-- START The records --
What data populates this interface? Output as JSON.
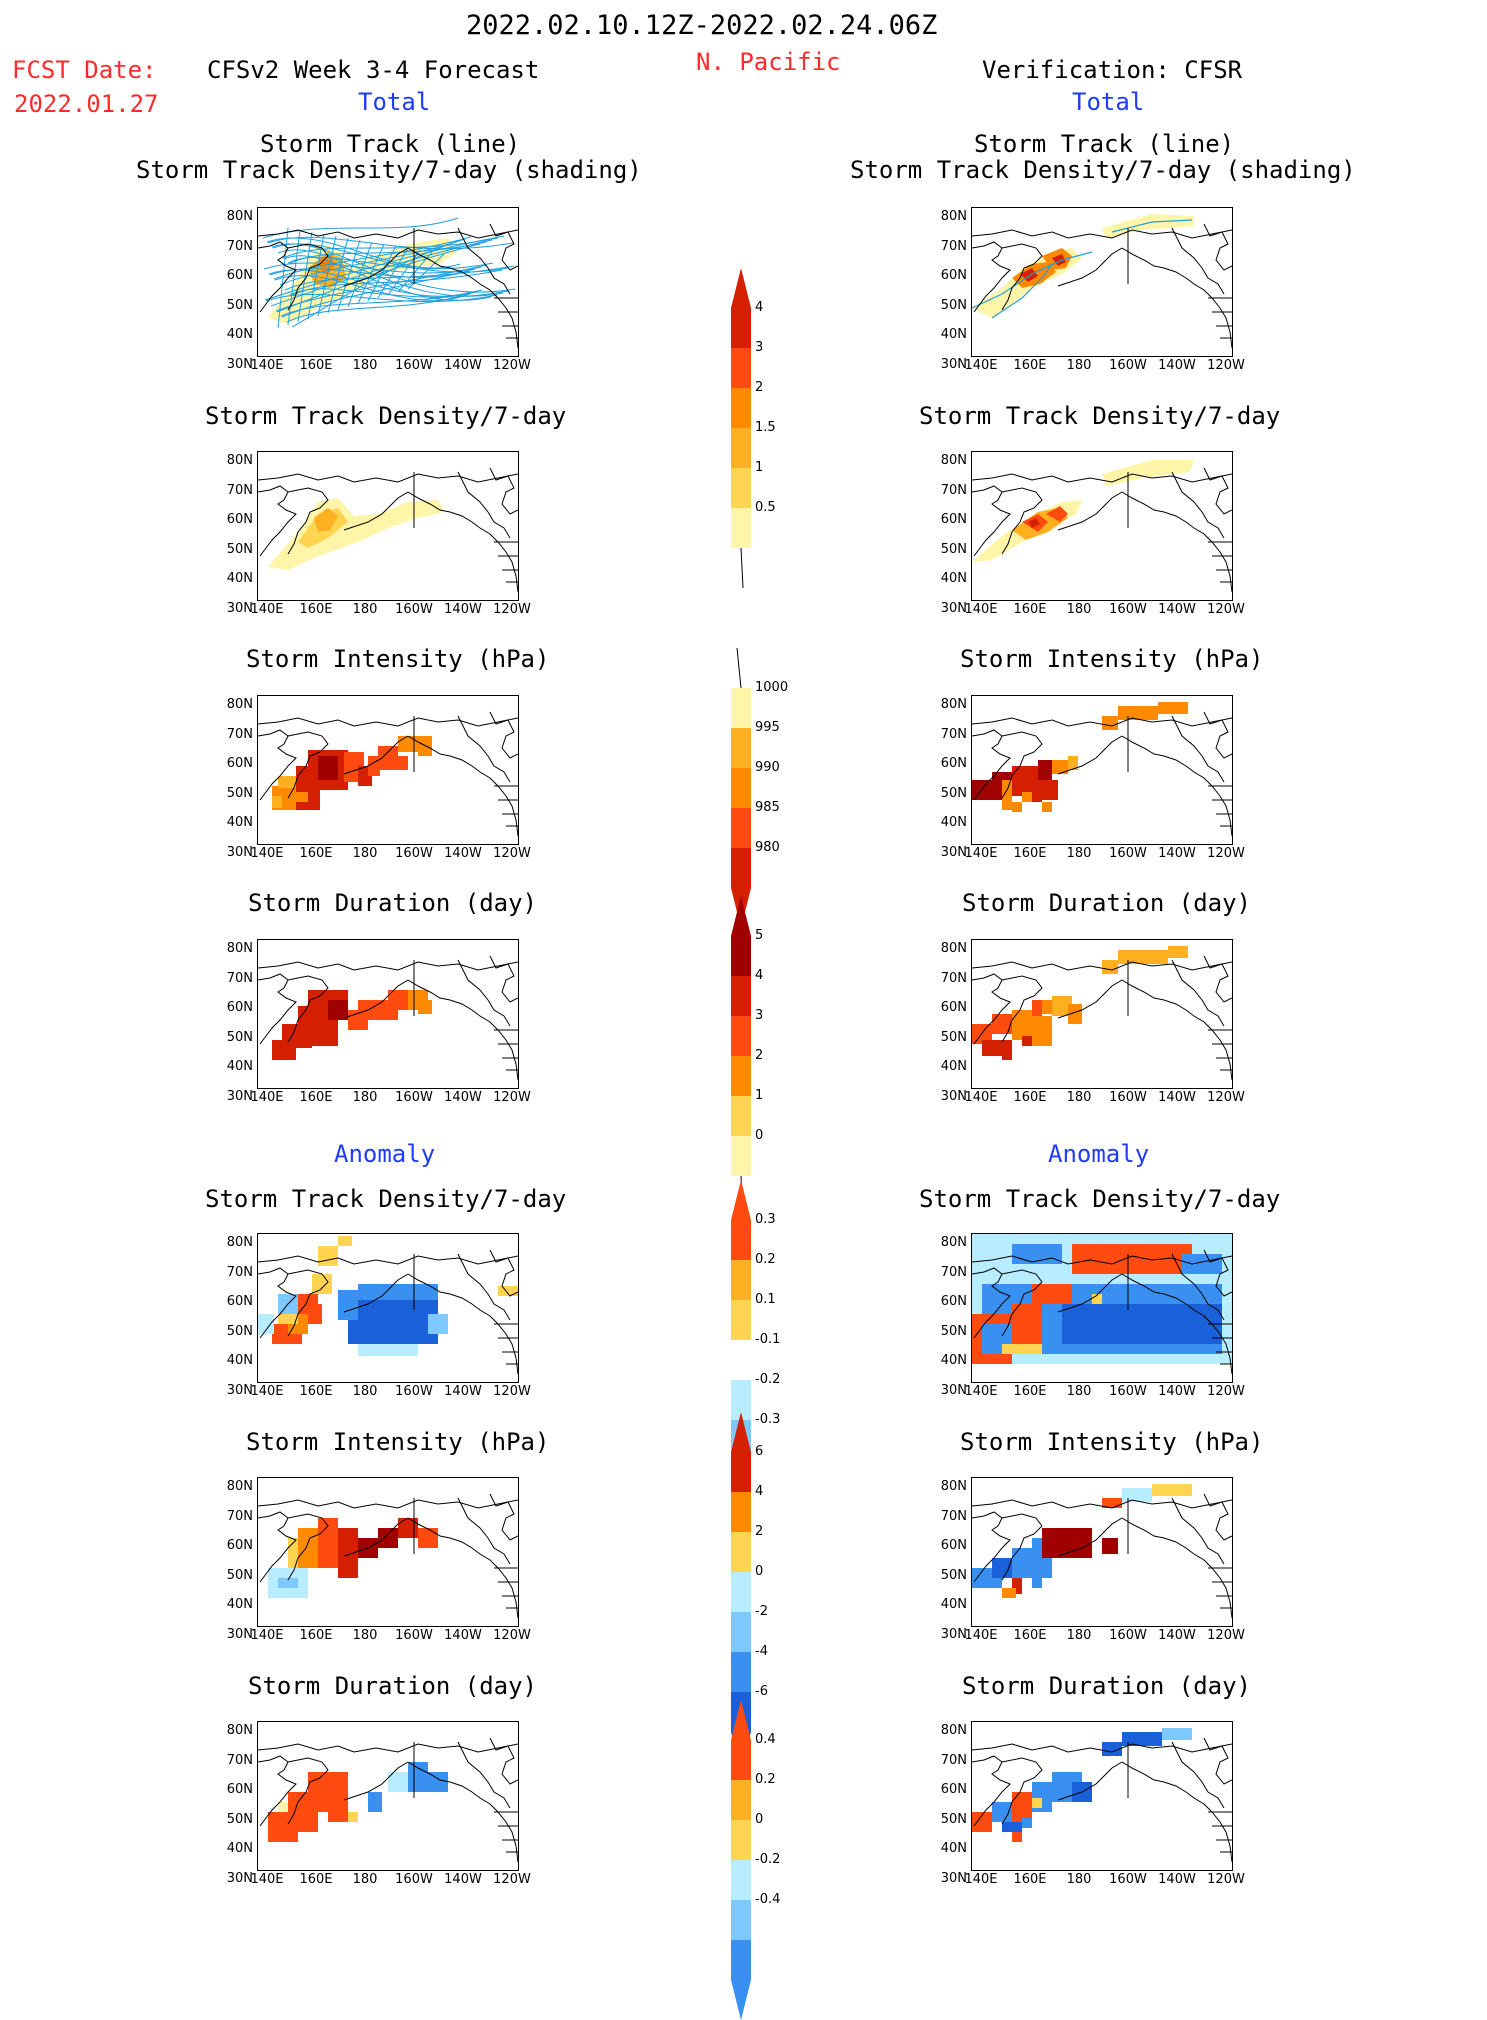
{
  "header": {
    "date_range": "2022.02.10.12Z-2022.02.24.06Z",
    "fcst_label": "FCST Date:",
    "fcst_date": "2022.01.27",
    "left_title": "CFSv2 Week 3-4 Forecast",
    "region": "N. Pacific",
    "right_title": "Verification: CFSR"
  },
  "sections": {
    "total": "Total",
    "anomaly": "Anomaly"
  },
  "panel_titles": {
    "track_line": "Storm Track (line)",
    "track_shade": "Storm Track Density/7-day (shading)",
    "density": "Storm Track Density/7-day",
    "intensity": "Storm Intensity (hPa)",
    "duration": "Storm Duration (day)"
  },
  "axes": {
    "lat": [
      "80N",
      "70N",
      "60N",
      "50N",
      "40N",
      "30N"
    ],
    "lon": [
      "140E",
      "160E",
      "180",
      "160W",
      "140W",
      "120W"
    ]
  },
  "colorbars": {
    "density_total": [
      "4",
      "3",
      "2",
      "1.5",
      "1",
      "0.5"
    ],
    "intensity_total": [
      "1000",
      "995",
      "990",
      "985",
      "980"
    ],
    "duration_total": [
      "5",
      "4",
      "3",
      "2",
      "1",
      "0"
    ],
    "density_anom": [
      "0.3",
      "0.2",
      "0.1",
      "-0.1",
      "-0.2",
      "-0.3"
    ],
    "intensity_anom": [
      "6",
      "4",
      "2",
      "0",
      "-2",
      "-4",
      "-6"
    ],
    "duration_anom": [
      "0.4",
      "0.2",
      "0",
      "-0.2",
      "-0.4"
    ]
  },
  "colors": {
    "yellow_light": "#fff5a8",
    "yellow": "#ffd450",
    "orange_light": "#ffb020",
    "orange": "#ff8a00",
    "red_orange": "#ff4a10",
    "red": "#d42000",
    "dark_red": "#a00000",
    "blue_light": "#b8ecff",
    "blue_mid": "#7cc8ff",
    "blue": "#3a90f0",
    "blue_dark": "#1a60d8",
    "track_line": "#1ea0e0"
  }
}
-- END The records --
Written problem:
Restate the records word for word, omitting images.

Written response:
What data populates this interface? Output as JSON.
{
  "header": {
    "date_range": "2022.02.10.12Z-2022.02.24.06Z",
    "fcst_label": "FCST Date:",
    "fcst_date": "2022.01.27",
    "left_title": "CFSv2 Week 3-4 Forecast",
    "region": "N. Pacific",
    "right_title": "Verification: CFSR"
  },
  "sections": {
    "total": "Total",
    "anomaly": "Anomaly"
  },
  "panel_titles": {
    "track_line": "Storm Track (line)",
    "track_shade": "Storm Track Density/7-day (shading)",
    "density": "Storm Track Density/7-day",
    "intensity": "Storm Intensity (hPa)",
    "duration": "Storm Duration (day)"
  },
  "axes": {
    "lat": [
      "80N",
      "70N",
      "60N",
      "50N",
      "40N",
      "30N"
    ],
    "lon": [
      "140E",
      "160E",
      "180",
      "160W",
      "140W",
      "120W"
    ]
  },
  "colorbars": {
    "density_total": [
      "4",
      "3",
      "2",
      "1.5",
      "1",
      "0.5"
    ],
    "intensity_total": [
      "1000",
      "995",
      "990",
      "985",
      "980"
    ],
    "duration_total": [
      "5",
      "4",
      "3",
      "2",
      "1",
      "0"
    ],
    "density_anom": [
      "0.3",
      "0.2",
      "0.1",
      "-0.1",
      "-0.2",
      "-0.3"
    ],
    "intensity_anom": [
      "6",
      "4",
      "2",
      "0",
      "-2",
      "-4",
      "-6"
    ],
    "duration_anom": [
      "0.4",
      "0.2",
      "0",
      "-0.2",
      "-0.4"
    ]
  },
  "colors": {
    "yellow_light": "#fff5a8",
    "yellow": "#ffd450",
    "orange_light": "#ffb020",
    "orange": "#ff8a00",
    "red_orange": "#ff4a10",
    "red": "#d42000",
    "dark_red": "#a00000",
    "blue_light": "#b8ecff",
    "blue_mid": "#7cc8ff",
    "blue": "#3a90f0",
    "blue_dark": "#1a60d8",
    "track_line": "#1ea0e0"
  }
}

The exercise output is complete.